> PROBLEM STATEMENT: Look below and pull out each line with the word "Neugraben".

-- start SOURCE RECORDS --

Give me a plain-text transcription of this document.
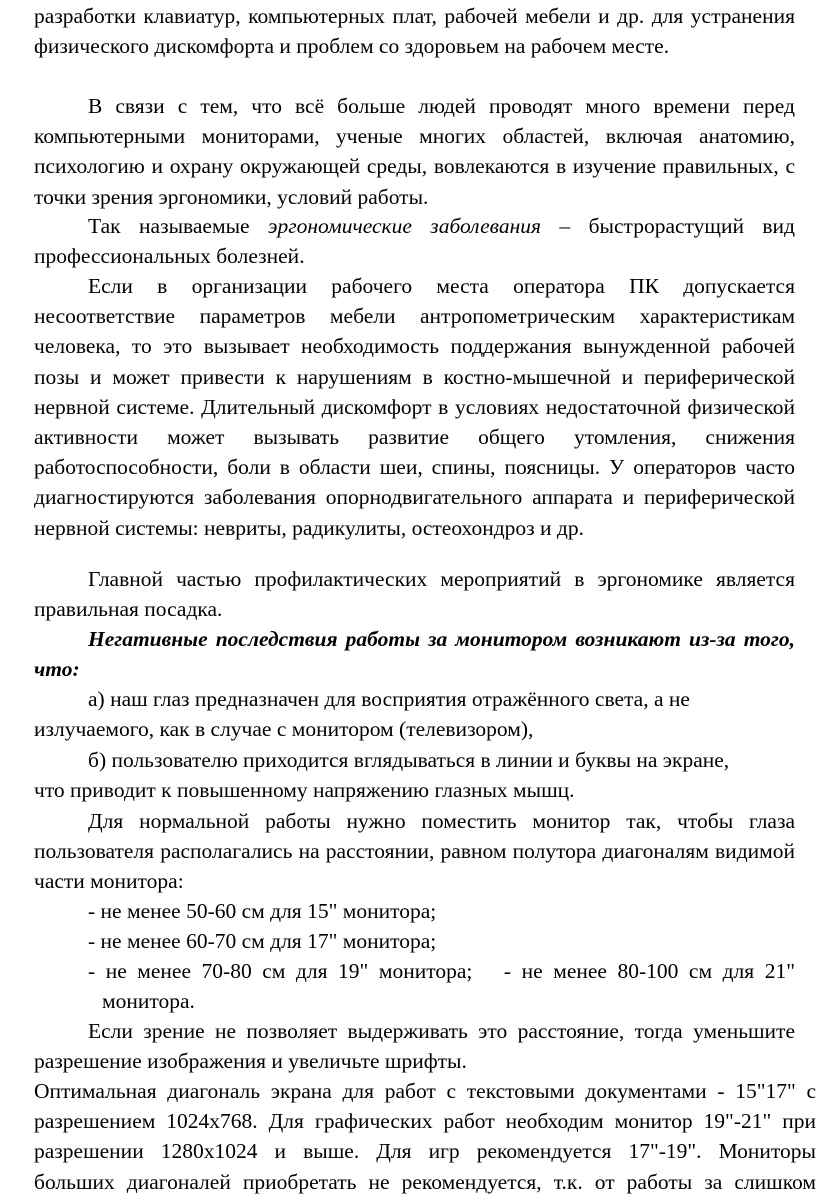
разработки клавиатур, компьютерных плат, рабочей мебели и др. для устранения физического дискомфорта и проблем со здоровьем на рабочем месте.

В связи с тем, что всё больше людей проводят много времени перед компьютерными мониторами, ученые многих областей, включая анатомию, психологию и охрану окружающей среды, вовлекаются в изучение правильных, с точки зрения эргономики, условий работы.

Так называемые эргономические заболевания – быстрорастущий вид профессиональных болезней.

Если в организации рабочего места оператора ПК допускается несоответствие параметров мебели антропометрическим характеристикам человека, то это вызывает необходимость поддержания вынужденной рабочей позы и может привести к нарушениям в костно-мышечной и периферической нервной системе. Длительный дискомфорт в условиях недостаточной физической активности может вызывать развитие общего утомления, снижения работоспособности, боли в области шеи, спины, поясницы. У операторов часто диагностируются заболевания опорнодвигательного аппарата и периферической нервной системы: невриты, радикулиты, остеохондроз и др.

Главной частью профилактических мероприятий в эргономике является правильная посадка.

Негативные последствия работы за монитором возникают из-за того, что:

а) наш глаз предназначен для восприятия отражённого света, а не

излучаемого, как в случае с монитором (телевизором),

б) пользователю приходится вглядываться в линии и буквы на экране,

что приводит к повышенному напряжению глазных мышц.

Для нормальной работы нужно поместить монитор так, чтобы глаза пользователя располагались на расстоянии, равном полутора диагоналям видимой части монитора:

- не менее 50-60 см для 15" монитора;

- не менее 60-70 см для 17" монитора;

- не менее 70-80 см для 19" монитора;   - не менее 80-100 см для 21"

монитора.

Если зрение не позволяет выдерживать это расстояние, тогда уменьшите разрешение изображения и увеличьте шрифты.

Оптимальная диагональ экрана для работ с текстовыми документами - 15"17" с
разрешением 1024x768. Для графических работ необходим монитор 19"-21" при
разрешении 1280x1024 и выше. Для игр рекомендуется 17"-19". Мониторы
больших диагоналей приобретать не рекомендуется, т.к. от работы за слишком
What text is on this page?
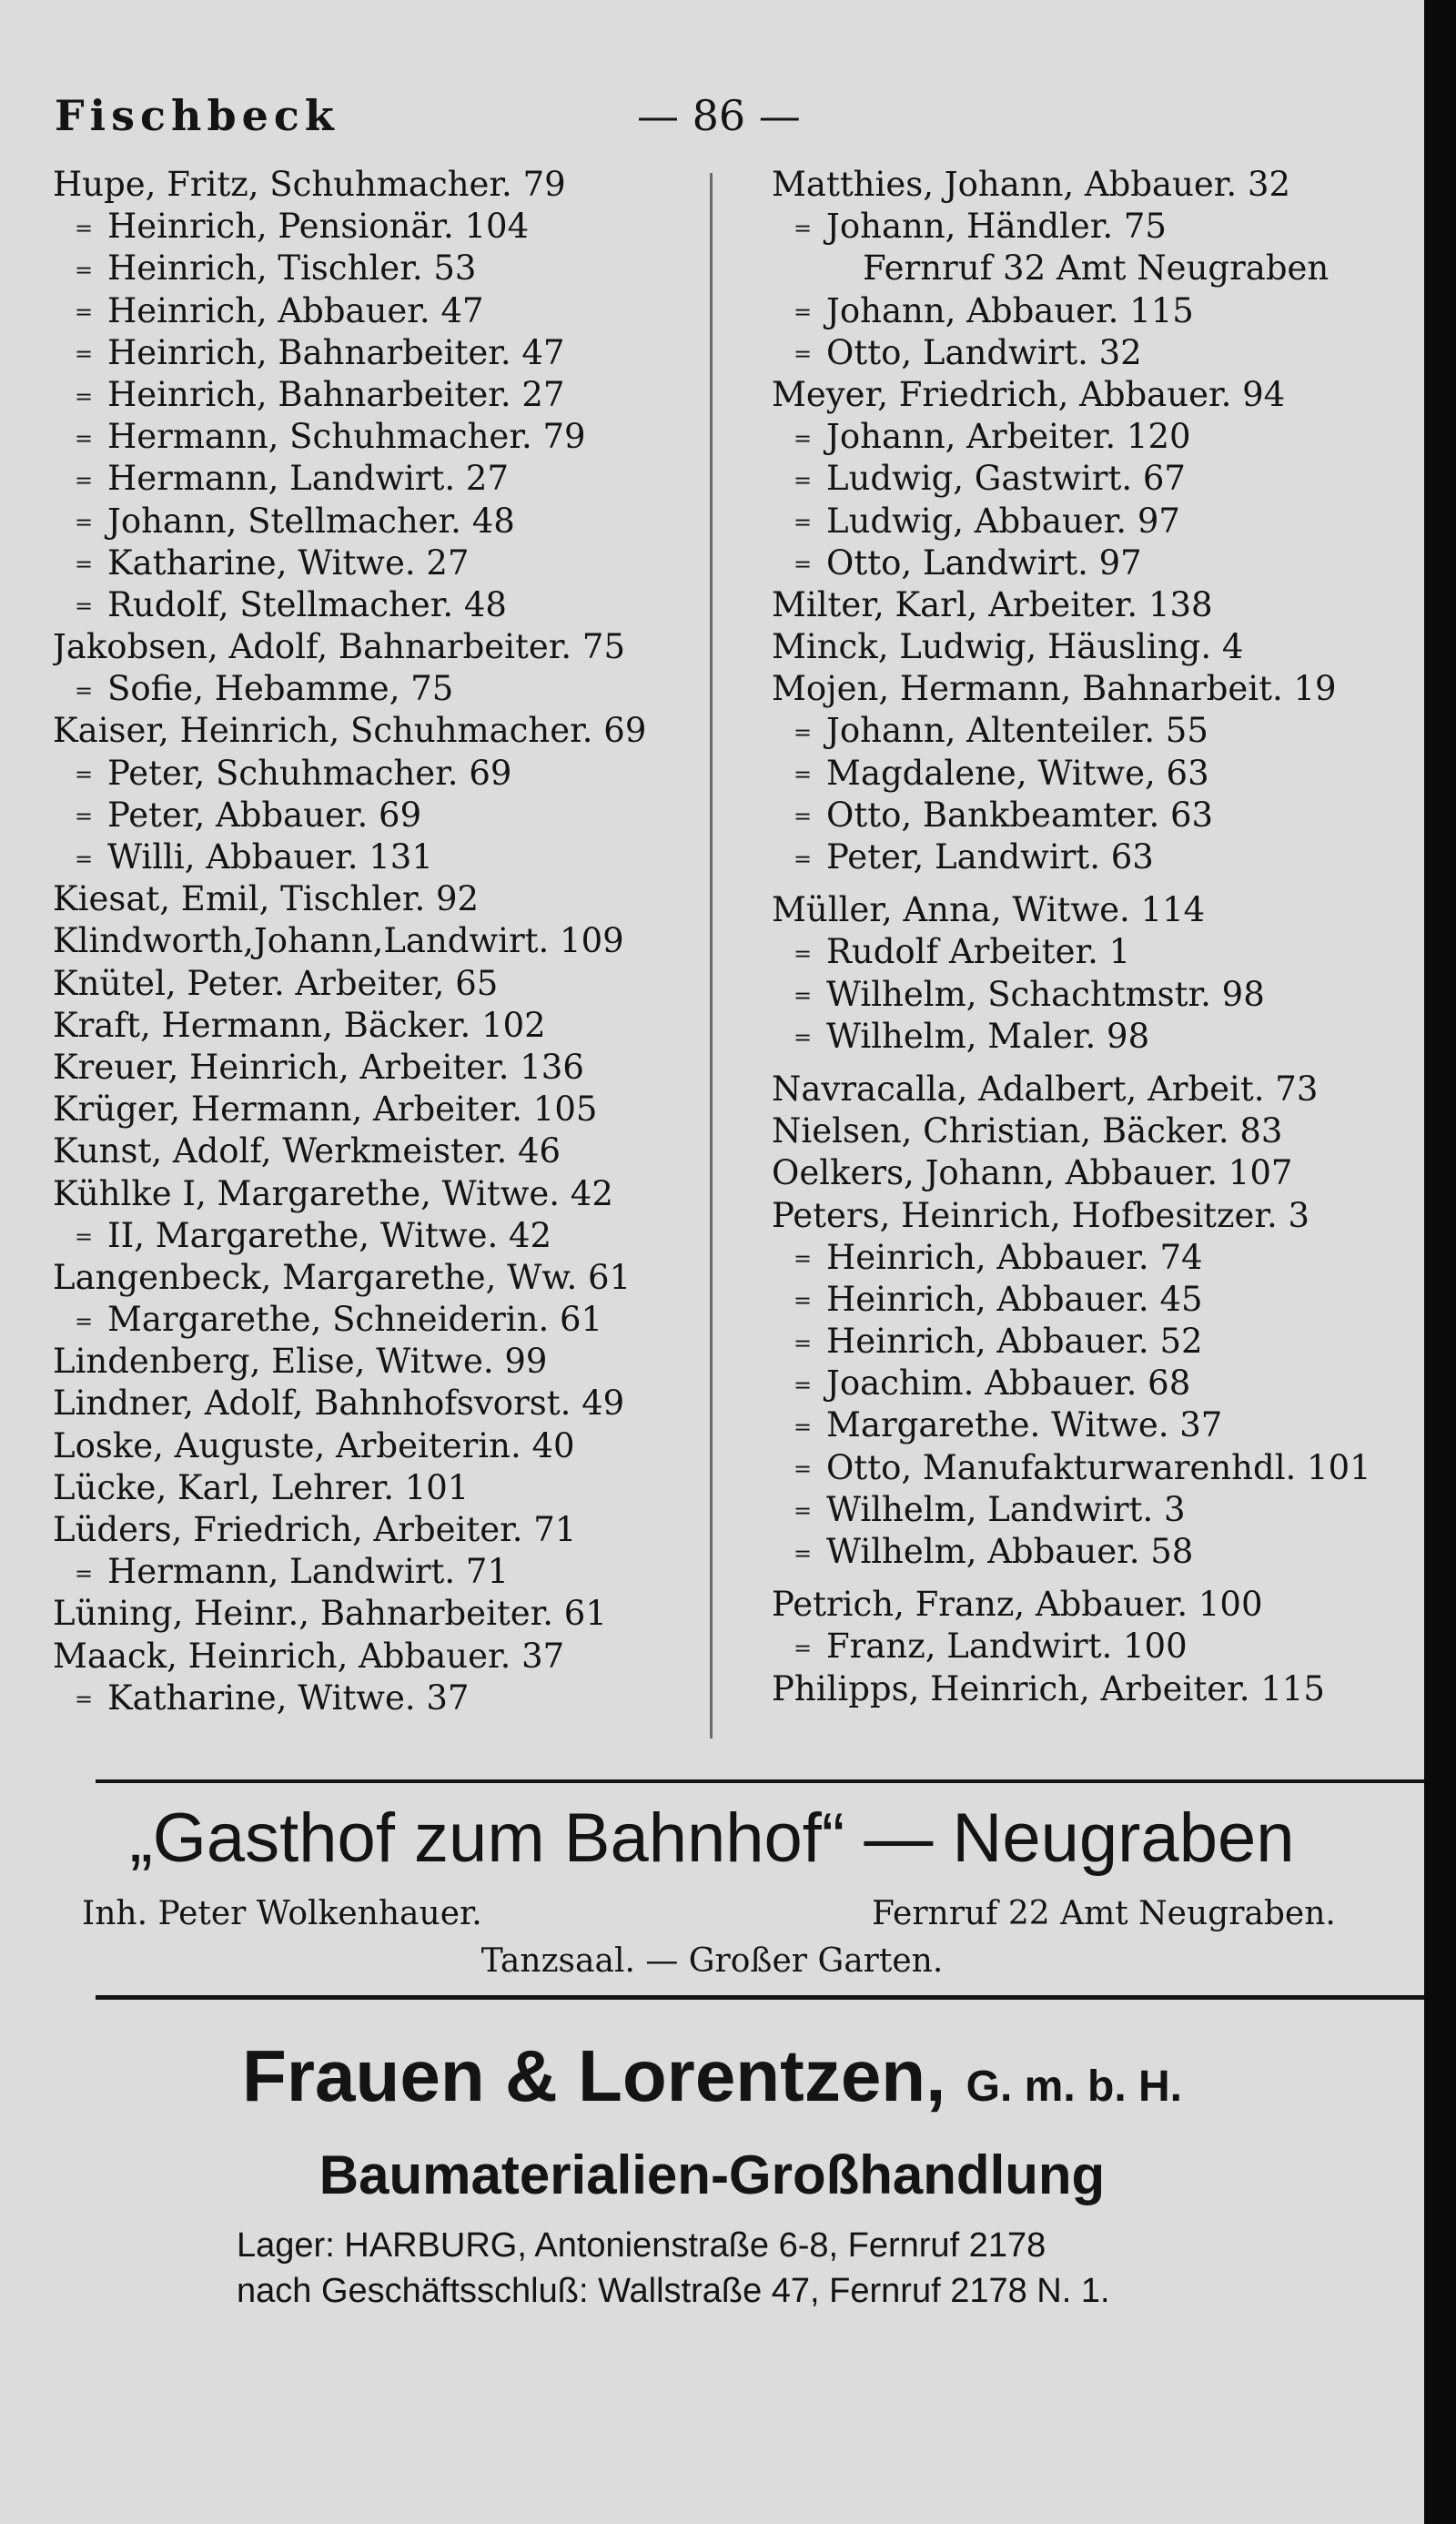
Fischbeck	— 86 —
Hupe, Fritz, Schuhmacher. 79
= Heinrich, Pensionär. 104
= Heinrich, Tischler. 53
= Heinrich, Abbauer. 47
= Heinrich, Bahnarbeiter. 47
= Heinrich, Bahnarbeiter. 27
= Hermann, Schuhmacher. 79
= Hermann, Landwirt. 27
= Johann, Stellmacher. 48
= Katharine, Witwe. 27
= Rudolf, Stellmacher. 48
Jakobsen, Adolf, Bahnarbeiter. 75
= Sofie, Hebamme, 75
Kaiser, Heinrich, Schuhmacher. 69
= Peter, Schuhmacher. 69
= Peter, Abbauer. 69
= Willi, Abbauer. 131
Kiesat, Emil, Tischler. 92
Klindworth,Johann,Landwirt. 109
Knütel, Peter. Arbeiter, 65
Kraft, Hermann, Bäcker. 102
Kreuer, Heinrich, Arbeiter. 136
Krüger, Hermann, Arbeiter. 105
Kunst, Adolf, Werkmeister. 46
Kühlke I, Margarethe, Witwe. 42
= II, Margarethe, Witwe. 42
Langenbeck, Margarethe, Ww. 61
= Margarethe, Schneiderin. 61
Lindenberg, Elise, Witwe. 99
Lindner, Adolf, Bahnhofsvorst. 49
Loske, Auguste, Arbeiterin. 40
Lücke, Karl, Lehrer. 101
Lüders, Friedrich, Arbeiter. 71
= Hermann, Landwirt. 71
Lüning, Heinr., Bahnarbeiter. 61
Maack, Heinrich, Abbauer. 37
= Katharine, Witwe. 37
Matthies, Johann, Abbauer. 32
= Johann, Händler. 75
Fernruf 32 Amt Neugraben
= Johann, Abbauer. 115
= Otto, Landwirt. 32
Meyer, Friedrich, Abbauer. 94
= Johann, Arbeiter. 120
= Ludwig, Gastwirt. 67
= Ludwig, Abbauer. 97
= Otto, Landwirt. 97
Milter, Karl, Arbeiter. 138
Minck, Ludwig, Häusling. 4
Mojen, Hermann, Bahnarbeit. 19
= Johann, Altenteiler. 55
= Magdalene, Witwe, 63
= Otto, Bankbeamter. 63
= Peter, Landwirt. 63
Müller, Anna, Witwe. 114
= Rudolf Arbeiter. 1
= Wilhelm, Schachtmstr. 98
= Wilhelm, Maler. 98
Navracalla, Adalbert, Arbeit. 73
Nielsen, Christian, Bäcker. 83
Oelkers, Johann, Abbauer. 107
Peters, Heinrich, Hofbesitzer. 3
= Heinrich, Abbauer. 74
= Heinrich, Abbauer. 45
= Heinrich, Abbauer. 52
= Joachim. Abbauer. 68
= Margarethe. Witwe. 37
= Otto, Manufakturwarenhdl. 101
= Wilhelm, Landwirt. 3
= Wilhelm, Abbauer. 58
Petrich, Franz, Abbauer. 100
= Franz, Landwirt. 100
Philipps, Heinrich, Arbeiter. 115
„Gasthof zum Bahnhof“ — Neugraben
Inh. Peter Wolkenhauer.	Fernruf 22 Amt Neugraben.
Tanzsaal. — Großer Garten.
Frauen & Lorentzen, G. m. b. H.
Baumaterialien-Großhandlung
Lager: HARBURG, Antonienstraße 6-8, Fernruf 2178
nach Geschäftsschluß: Wallstraße 47, Fernruf 2178 N. 1.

-- end SOURCE RECORDS --

> RESPONSE TO THIS TASK:
Fernruf 32 Amt Neugraben
„Gasthof zum Bahnhof“ — Neugraben
Inh. Peter Wolkenhauer.	Fernruf 22 Amt Neugraben.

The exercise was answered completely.